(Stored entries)
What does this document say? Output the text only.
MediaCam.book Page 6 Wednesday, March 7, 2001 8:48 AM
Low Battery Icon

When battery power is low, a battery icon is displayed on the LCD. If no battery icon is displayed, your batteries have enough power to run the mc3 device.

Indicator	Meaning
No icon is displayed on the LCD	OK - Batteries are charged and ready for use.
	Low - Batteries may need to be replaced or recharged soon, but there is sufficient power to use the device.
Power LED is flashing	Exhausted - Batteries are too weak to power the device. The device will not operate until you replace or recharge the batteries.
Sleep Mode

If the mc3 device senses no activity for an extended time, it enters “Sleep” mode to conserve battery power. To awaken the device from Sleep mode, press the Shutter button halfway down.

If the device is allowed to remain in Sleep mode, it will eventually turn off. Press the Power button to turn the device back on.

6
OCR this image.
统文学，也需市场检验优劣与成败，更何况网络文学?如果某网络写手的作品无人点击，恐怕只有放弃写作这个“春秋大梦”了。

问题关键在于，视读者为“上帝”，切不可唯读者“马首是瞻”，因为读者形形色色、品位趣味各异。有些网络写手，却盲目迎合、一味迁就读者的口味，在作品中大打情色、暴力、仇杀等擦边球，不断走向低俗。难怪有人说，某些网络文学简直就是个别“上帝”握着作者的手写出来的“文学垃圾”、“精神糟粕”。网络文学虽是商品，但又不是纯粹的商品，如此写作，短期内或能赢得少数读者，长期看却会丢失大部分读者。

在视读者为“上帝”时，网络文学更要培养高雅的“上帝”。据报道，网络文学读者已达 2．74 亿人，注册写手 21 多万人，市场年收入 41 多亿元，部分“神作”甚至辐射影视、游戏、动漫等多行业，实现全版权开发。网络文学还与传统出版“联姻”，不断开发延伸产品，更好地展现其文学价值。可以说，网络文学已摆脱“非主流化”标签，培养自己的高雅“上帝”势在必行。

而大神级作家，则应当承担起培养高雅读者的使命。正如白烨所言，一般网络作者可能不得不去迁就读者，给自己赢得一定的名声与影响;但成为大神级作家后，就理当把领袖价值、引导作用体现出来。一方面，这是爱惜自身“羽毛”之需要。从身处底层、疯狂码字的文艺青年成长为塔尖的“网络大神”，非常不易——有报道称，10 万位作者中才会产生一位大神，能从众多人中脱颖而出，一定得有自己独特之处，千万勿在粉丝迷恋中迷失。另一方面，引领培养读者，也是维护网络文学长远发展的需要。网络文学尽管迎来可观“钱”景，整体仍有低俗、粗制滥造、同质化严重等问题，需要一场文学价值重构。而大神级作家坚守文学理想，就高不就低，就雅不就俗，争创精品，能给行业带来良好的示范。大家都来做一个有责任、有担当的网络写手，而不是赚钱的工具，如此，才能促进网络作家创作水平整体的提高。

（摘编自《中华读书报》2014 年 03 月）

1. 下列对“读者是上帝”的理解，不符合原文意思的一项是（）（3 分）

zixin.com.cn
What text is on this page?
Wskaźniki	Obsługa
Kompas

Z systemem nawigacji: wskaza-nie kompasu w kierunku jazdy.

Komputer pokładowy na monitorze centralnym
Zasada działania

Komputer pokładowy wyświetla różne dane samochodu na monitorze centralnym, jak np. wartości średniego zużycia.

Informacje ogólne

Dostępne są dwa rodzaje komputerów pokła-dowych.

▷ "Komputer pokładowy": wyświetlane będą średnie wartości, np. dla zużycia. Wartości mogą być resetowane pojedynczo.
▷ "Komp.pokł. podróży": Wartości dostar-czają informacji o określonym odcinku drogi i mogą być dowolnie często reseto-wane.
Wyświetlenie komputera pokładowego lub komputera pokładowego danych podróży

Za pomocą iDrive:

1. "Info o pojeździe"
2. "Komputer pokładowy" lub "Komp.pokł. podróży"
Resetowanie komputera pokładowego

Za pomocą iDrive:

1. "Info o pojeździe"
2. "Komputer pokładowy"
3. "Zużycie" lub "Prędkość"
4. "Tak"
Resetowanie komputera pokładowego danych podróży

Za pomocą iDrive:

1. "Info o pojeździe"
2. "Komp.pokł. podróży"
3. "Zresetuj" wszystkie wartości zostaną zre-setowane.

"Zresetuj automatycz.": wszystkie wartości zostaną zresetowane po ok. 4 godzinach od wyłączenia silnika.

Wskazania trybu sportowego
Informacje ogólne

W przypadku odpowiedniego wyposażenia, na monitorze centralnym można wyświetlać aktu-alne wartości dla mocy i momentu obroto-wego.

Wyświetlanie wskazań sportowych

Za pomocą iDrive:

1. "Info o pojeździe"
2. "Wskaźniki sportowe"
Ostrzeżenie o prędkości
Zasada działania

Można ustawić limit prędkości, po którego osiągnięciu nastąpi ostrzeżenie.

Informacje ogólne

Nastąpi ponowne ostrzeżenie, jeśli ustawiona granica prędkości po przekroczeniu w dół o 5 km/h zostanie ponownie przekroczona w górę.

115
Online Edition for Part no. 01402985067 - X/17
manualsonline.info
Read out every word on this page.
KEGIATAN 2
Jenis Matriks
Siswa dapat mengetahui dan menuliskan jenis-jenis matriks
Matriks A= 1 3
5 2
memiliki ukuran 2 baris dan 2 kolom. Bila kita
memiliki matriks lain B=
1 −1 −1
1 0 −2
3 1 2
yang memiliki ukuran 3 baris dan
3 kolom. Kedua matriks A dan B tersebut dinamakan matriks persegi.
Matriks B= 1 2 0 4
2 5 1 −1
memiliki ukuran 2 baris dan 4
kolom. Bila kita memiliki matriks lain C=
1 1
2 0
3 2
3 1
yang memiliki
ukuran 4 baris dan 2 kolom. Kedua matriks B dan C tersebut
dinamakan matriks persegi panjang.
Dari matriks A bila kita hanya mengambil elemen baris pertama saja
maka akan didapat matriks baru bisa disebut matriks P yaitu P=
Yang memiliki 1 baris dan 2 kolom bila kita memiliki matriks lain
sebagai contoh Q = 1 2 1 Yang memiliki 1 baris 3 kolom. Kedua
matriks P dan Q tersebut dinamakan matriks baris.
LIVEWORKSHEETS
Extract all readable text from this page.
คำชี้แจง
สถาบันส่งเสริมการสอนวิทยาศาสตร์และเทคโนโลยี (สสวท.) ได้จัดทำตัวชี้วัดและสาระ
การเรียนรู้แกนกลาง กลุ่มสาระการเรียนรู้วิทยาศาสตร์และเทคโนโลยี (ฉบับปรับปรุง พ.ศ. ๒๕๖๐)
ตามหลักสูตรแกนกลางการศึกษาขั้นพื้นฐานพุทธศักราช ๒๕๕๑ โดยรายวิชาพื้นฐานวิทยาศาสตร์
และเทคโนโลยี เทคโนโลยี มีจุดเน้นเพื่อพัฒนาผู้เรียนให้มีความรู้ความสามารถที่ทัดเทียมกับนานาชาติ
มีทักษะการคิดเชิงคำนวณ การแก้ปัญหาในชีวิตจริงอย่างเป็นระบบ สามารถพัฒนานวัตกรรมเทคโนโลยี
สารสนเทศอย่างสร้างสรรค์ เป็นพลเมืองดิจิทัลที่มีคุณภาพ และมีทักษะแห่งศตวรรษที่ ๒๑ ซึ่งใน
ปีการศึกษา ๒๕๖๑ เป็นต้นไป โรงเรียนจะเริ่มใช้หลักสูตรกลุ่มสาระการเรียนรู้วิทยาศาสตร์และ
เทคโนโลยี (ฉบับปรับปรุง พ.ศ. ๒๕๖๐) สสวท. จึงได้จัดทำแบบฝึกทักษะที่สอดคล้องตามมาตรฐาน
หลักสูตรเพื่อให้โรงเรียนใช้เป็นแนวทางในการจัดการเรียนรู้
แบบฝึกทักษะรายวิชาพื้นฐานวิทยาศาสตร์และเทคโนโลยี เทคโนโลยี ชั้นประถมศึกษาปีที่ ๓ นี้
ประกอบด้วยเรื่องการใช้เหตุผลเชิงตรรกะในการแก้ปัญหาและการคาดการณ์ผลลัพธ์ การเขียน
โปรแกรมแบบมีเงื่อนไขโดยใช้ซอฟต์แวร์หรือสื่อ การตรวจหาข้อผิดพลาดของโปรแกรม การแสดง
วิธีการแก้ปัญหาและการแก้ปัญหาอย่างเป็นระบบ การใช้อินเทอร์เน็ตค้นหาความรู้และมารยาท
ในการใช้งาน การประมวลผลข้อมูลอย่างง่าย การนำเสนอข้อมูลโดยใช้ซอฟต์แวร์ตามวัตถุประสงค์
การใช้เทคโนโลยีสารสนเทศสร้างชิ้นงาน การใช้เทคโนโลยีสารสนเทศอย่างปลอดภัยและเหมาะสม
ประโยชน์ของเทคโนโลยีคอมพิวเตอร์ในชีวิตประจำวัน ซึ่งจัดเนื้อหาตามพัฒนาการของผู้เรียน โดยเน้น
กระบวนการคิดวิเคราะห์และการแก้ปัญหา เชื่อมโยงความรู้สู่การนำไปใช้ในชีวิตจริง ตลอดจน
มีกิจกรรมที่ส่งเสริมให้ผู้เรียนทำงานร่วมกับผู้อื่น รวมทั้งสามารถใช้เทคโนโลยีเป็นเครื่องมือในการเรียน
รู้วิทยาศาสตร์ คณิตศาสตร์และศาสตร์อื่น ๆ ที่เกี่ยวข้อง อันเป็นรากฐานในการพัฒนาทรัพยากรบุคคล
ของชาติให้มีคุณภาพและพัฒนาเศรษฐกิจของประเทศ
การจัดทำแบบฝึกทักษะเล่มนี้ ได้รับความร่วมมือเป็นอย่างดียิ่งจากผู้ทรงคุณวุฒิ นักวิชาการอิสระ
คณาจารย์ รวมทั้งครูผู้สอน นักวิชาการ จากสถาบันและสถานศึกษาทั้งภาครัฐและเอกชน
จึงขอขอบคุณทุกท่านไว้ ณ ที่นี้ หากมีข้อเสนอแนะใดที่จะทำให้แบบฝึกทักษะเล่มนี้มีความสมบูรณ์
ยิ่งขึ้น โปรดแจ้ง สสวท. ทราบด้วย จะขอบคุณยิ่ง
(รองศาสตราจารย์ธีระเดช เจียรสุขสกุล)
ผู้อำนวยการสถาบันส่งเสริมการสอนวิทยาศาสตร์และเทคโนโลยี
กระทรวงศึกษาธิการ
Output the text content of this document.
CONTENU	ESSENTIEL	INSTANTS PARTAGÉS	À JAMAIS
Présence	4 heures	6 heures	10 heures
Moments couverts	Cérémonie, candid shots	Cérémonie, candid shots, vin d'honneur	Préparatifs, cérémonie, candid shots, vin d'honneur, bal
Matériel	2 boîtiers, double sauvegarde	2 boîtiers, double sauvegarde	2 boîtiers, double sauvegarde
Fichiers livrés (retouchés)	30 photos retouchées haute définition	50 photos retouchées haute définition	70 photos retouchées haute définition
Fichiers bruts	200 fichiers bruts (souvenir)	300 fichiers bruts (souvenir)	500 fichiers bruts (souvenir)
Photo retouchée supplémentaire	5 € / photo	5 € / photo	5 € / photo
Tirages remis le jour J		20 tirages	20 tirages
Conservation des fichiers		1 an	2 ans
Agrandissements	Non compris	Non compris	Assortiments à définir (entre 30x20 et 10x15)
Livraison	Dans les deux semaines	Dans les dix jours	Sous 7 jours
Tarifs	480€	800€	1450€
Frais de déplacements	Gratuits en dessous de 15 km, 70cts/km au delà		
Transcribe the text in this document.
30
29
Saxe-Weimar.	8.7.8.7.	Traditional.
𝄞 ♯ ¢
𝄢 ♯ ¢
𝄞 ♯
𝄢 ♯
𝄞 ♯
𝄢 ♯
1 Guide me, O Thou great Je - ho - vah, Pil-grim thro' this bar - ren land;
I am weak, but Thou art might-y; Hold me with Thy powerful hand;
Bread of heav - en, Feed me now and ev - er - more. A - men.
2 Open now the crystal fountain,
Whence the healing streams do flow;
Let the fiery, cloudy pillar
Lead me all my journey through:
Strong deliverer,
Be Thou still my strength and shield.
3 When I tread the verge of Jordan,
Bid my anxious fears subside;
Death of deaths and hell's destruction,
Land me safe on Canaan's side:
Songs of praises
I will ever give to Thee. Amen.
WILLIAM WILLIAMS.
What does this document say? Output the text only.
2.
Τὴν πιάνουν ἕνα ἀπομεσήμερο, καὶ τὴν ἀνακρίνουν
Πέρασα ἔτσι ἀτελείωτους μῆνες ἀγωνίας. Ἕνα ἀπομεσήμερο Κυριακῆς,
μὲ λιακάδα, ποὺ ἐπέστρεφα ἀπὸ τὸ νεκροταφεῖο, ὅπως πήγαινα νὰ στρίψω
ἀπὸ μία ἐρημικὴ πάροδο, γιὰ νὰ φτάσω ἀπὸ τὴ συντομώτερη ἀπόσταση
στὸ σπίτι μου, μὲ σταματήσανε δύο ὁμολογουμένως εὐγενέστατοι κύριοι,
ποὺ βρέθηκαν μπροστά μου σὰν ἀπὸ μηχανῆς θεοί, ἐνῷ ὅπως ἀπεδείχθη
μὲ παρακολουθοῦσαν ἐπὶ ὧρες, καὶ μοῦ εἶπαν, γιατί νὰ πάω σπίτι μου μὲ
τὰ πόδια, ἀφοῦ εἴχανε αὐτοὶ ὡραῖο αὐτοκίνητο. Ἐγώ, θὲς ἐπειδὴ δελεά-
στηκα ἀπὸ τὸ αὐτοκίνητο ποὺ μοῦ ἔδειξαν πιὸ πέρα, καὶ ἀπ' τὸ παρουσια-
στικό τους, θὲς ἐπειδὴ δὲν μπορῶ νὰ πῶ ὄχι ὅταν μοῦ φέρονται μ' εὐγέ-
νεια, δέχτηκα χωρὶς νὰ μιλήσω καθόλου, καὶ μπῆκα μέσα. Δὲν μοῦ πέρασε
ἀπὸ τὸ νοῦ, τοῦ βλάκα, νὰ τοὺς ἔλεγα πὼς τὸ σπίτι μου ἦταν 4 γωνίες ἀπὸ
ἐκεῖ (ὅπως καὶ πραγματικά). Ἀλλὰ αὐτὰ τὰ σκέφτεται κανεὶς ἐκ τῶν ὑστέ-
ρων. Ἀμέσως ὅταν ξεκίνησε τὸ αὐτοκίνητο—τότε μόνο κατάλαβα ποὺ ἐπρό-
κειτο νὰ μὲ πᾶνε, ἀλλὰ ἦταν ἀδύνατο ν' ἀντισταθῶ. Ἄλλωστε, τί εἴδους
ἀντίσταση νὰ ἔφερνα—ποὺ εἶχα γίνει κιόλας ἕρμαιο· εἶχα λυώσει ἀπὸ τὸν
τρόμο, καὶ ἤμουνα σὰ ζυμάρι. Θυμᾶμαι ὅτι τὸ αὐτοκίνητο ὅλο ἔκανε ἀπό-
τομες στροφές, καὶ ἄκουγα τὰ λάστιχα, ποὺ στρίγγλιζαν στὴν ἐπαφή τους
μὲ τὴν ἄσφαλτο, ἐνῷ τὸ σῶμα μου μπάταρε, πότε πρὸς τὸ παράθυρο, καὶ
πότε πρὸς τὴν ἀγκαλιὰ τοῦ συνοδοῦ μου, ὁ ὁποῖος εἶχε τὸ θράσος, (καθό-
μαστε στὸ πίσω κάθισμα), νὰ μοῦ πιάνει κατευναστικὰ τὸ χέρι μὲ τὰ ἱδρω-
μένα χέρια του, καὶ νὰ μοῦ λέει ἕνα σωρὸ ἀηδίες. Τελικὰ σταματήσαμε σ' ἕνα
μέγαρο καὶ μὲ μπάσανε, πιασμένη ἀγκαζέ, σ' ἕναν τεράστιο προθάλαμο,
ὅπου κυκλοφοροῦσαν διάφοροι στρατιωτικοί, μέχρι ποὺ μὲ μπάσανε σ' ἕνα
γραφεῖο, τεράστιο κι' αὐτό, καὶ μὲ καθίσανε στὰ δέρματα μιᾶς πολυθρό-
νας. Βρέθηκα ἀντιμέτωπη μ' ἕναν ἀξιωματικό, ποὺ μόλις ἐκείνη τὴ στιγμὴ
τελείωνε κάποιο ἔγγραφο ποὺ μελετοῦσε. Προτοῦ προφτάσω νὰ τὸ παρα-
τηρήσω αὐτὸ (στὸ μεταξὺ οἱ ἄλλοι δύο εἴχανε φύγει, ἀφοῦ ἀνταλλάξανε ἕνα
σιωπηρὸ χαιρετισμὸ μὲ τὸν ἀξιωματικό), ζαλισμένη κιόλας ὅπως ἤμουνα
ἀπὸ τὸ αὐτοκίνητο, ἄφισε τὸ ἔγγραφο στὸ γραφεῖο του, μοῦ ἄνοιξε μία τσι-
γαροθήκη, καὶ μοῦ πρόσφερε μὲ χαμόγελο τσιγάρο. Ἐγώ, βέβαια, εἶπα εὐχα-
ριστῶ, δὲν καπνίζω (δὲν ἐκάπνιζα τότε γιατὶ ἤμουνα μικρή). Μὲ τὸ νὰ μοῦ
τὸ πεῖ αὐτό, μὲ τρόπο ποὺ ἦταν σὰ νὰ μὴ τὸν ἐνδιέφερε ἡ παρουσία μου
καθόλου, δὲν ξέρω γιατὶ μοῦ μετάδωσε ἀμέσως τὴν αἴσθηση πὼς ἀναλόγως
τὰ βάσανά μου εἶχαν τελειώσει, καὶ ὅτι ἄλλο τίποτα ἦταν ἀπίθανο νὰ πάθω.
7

#### [WRITTEN PROBLEM]
Tell how many lines in the records above contain "pokładowego", giving the number and no other words.

#### [REPLY TO THE TASK]
3